§ **SET EXERCISE**
Transcribe the data in full and exactly, omitting any pictures.

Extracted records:
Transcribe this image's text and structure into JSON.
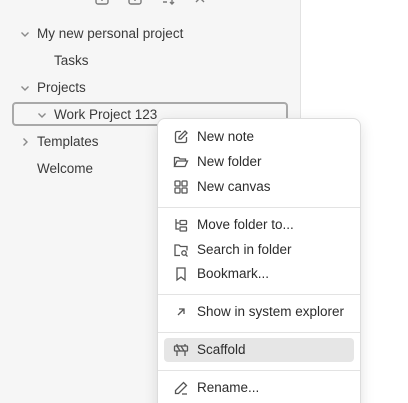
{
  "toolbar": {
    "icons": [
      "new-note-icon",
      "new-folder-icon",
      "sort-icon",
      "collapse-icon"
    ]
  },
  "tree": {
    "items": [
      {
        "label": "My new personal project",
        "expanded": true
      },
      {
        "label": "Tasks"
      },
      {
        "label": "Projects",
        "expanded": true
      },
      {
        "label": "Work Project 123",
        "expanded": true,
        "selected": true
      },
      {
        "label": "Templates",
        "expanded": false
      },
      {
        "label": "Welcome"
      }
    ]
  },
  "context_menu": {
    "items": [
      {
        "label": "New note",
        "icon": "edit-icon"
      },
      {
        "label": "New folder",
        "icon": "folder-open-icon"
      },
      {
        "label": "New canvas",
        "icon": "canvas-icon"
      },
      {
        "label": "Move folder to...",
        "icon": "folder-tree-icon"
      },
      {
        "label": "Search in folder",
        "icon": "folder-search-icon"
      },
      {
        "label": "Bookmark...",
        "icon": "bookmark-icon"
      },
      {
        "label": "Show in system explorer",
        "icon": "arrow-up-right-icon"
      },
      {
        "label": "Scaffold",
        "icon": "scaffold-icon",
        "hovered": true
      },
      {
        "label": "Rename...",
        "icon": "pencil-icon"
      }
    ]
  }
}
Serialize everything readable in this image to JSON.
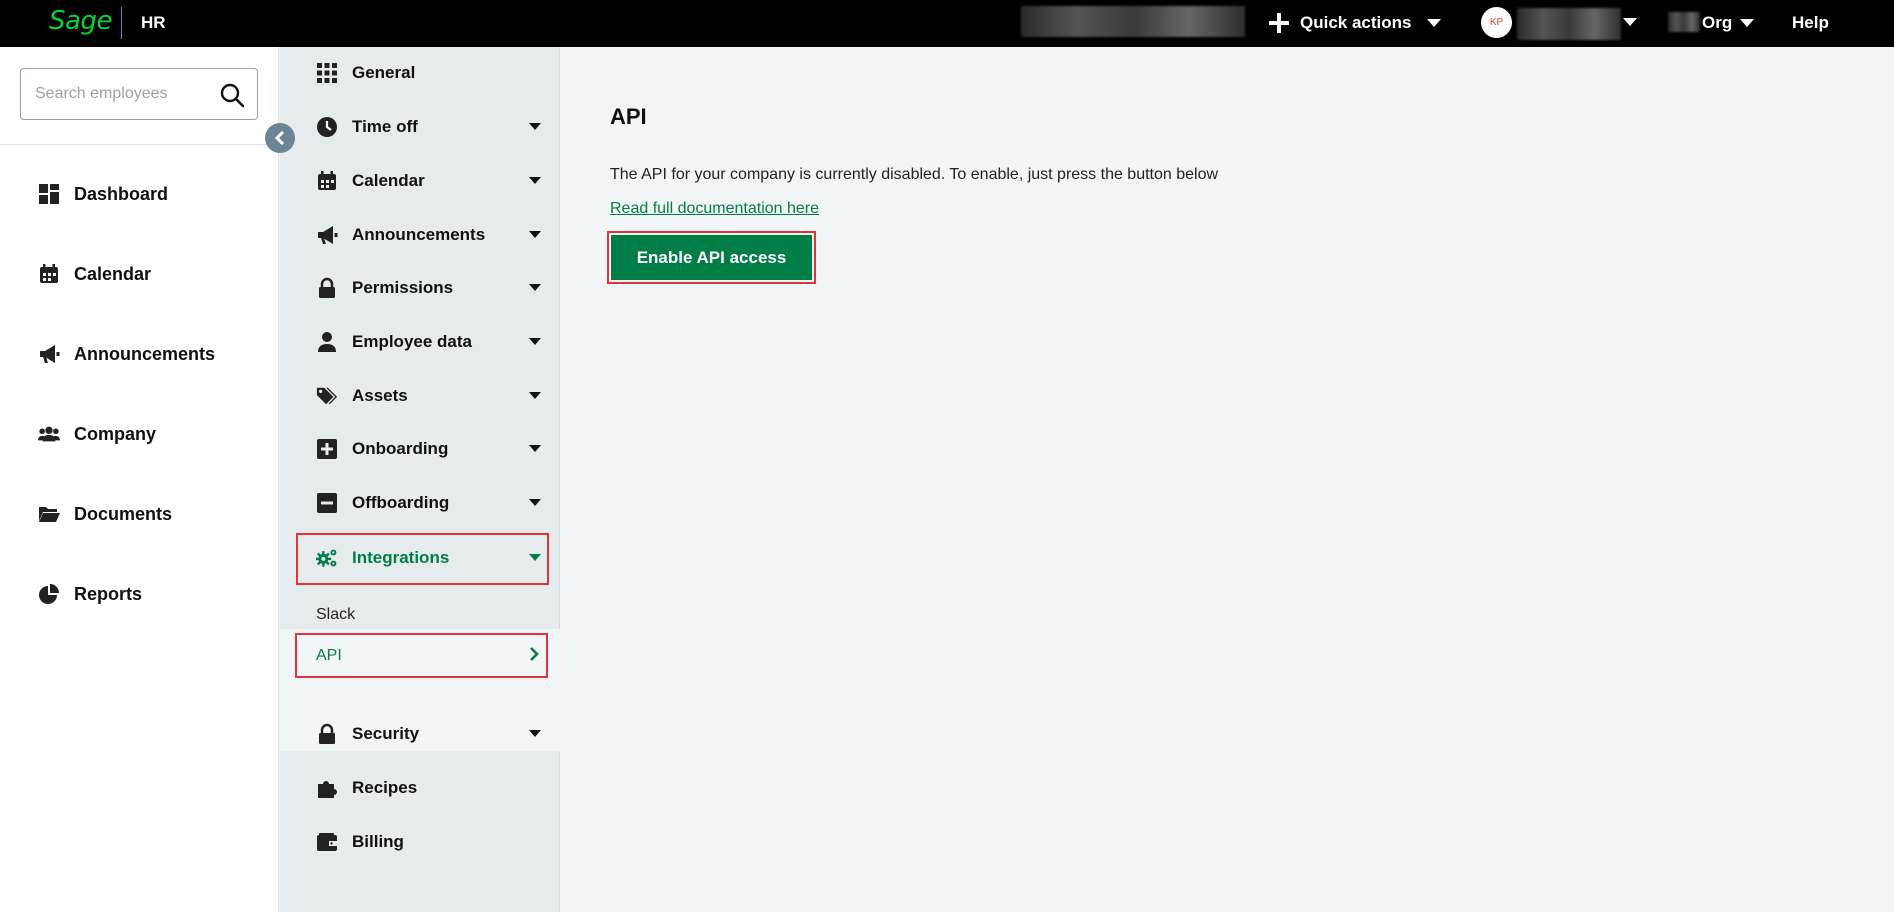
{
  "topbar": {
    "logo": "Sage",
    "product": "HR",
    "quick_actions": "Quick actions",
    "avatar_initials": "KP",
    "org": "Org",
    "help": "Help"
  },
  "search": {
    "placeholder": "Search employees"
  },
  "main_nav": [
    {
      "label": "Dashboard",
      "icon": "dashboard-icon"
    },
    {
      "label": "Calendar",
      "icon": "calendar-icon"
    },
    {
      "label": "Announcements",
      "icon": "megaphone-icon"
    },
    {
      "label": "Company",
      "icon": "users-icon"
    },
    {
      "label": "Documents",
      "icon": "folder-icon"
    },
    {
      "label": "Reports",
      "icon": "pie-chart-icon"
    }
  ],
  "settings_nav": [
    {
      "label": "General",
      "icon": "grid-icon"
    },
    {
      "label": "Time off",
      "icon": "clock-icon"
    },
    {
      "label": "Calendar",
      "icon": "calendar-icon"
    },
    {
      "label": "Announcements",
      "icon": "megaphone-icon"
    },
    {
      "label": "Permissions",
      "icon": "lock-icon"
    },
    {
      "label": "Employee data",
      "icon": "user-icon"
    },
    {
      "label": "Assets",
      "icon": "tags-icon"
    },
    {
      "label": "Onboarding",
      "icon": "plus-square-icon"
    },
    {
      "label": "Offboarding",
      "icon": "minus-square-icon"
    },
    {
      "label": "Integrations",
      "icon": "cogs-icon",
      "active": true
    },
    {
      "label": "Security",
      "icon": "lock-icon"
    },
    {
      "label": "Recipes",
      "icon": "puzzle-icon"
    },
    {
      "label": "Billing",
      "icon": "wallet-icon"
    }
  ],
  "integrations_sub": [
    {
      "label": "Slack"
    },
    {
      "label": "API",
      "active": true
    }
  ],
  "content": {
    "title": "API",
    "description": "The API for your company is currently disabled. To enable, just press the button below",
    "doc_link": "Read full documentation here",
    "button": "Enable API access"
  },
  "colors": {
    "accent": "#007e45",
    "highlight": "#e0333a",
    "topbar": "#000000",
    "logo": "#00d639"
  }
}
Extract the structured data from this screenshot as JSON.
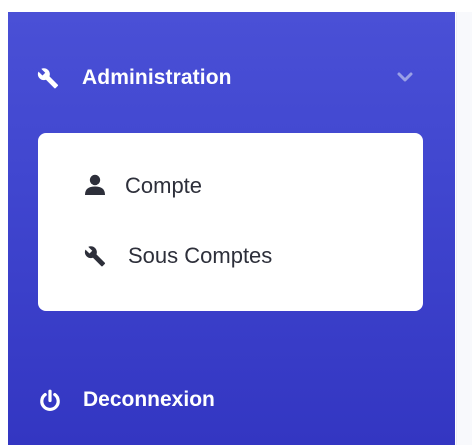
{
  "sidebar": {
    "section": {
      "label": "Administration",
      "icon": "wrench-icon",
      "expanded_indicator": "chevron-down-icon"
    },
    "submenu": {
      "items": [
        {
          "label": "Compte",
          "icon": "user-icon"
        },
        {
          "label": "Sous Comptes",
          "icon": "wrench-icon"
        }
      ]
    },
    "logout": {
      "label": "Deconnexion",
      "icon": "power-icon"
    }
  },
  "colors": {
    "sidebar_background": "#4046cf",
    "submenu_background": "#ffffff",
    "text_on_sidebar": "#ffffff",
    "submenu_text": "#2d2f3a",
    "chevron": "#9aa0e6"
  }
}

§ **FINISHED ANSWER**
Transcribe this image's text and structure into JSON.
{
  "toolbar": {
    "icons": [
      "new-note-icon",
      "new-folder-icon",
      "sort-icon",
      "collapse-icon"
    ]
  },
  "tree": {
    "items": [
      {
        "label": "My new personal project",
        "expanded": true
      },
      {
        "label": "Tasks"
      },
      {
        "label": "Projects",
        "expanded": true
      },
      {
        "label": "Work Project 123",
        "expanded": true,
        "selected": true
      },
      {
        "label": "Templates",
        "expanded": false
      },
      {
        "label": "Welcome"
      }
    ]
  },
  "context_menu": {
    "items": [
      {
        "label": "New note",
        "icon": "edit-icon"
      },
      {
        "label": "New folder",
        "icon": "folder-open-icon"
      },
      {
        "label": "New canvas",
        "icon": "canvas-icon"
      },
      {
        "label": "Move folder to...",
        "icon": "folder-tree-icon"
      },
      {
        "label": "Search in folder",
        "icon": "folder-search-icon"
      },
      {
        "label": "Bookmark...",
        "icon": "bookmark-icon"
      },
      {
        "label": "Show in system explorer",
        "icon": "arrow-up-right-icon"
      },
      {
        "label": "Scaffold",
        "icon": "scaffold-icon",
        "hovered": true
      },
      {
        "label": "Rename...",
        "icon": "pencil-icon"
      }
    ]
  }
}
Serialize everything readable in this image to JSON.
{
  "topbar": {
    "logo": "Sage",
    "product": "HR",
    "quick_actions": "Quick actions",
    "avatar_initials": "KP",
    "org": "Org",
    "help": "Help"
  },
  "search": {
    "placeholder": "Search employees"
  },
  "main_nav": [
    {
      "label": "Dashboard",
      "icon": "dashboard-icon"
    },
    {
      "label": "Calendar",
      "icon": "calendar-icon"
    },
    {
      "label": "Announcements",
      "icon": "megaphone-icon"
    },
    {
      "label": "Company",
      "icon": "users-icon"
    },
    {
      "label": "Documents",
      "icon": "folder-icon"
    },
    {
      "label": "Reports",
      "icon": "pie-chart-icon"
    }
  ],
  "settings_nav": [
    {
      "label": "General",
      "icon": "grid-icon"
    },
    {
      "label": "Time off",
      "icon": "clock-icon"
    },
    {
      "label": "Calendar",
      "icon": "calendar-icon"
    },
    {
      "label": "Announcements",
      "icon": "megaphone-icon"
    },
    {
      "label": "Permissions",
      "icon": "lock-icon"
    },
    {
      "label": "Employee data",
      "icon": "user-icon"
    },
    {
      "label": "Assets",
      "icon": "tags-icon"
    },
    {
      "label": "Onboarding",
      "icon": "plus-square-icon"
    },
    {
      "label": "Offboarding",
      "icon": "minus-square-icon"
    },
    {
      "label": "Integrations",
      "icon": "cogs-icon",
      "active": true
    },
    {
      "label": "Security",
      "icon": "lock-icon"
    },
    {
      "label": "Recipes",
      "icon": "puzzle-icon"
    },
    {
      "label": "Billing",
      "icon": "wallet-icon"
    }
  ],
  "integrations_sub": [
    {
      "label": "Slack"
    },
    {
      "label": "API",
      "active": true
    }
  ],
  "content": {
    "title": "API",
    "description": "The API for your company is currently disabled. To enable, just press the button below",
    "doc_link": "Read full documentation here",
    "button": "Enable API access"
  },
  "colors": {
    "accent": "#007e45",
    "highlight": "#e0333a",
    "topbar": "#000000",
    "logo": "#00d639"
  }
}
Extract the structured data from this screenshot as JSON.
{
  "sidebar": {
    "section": {
      "label": "Administration",
      "icon": "wrench-icon",
      "expanded_indicator": "chevron-down-icon"
    },
    "submenu": {
      "items": [
        {
          "label": "Compte",
          "icon": "user-icon"
        },
        {
          "label": "Sous Comptes",
          "icon": "wrench-icon"
        }
      ]
    },
    "logout": {
      "label": "Deconnexion",
      "icon": "power-icon"
    }
  },
  "colors": {
    "sidebar_background": "#4046cf",
    "submenu_background": "#ffffff",
    "text_on_sidebar": "#ffffff",
    "submenu_text": "#2d2f3a",
    "chevron": "#9aa0e6"
  }
}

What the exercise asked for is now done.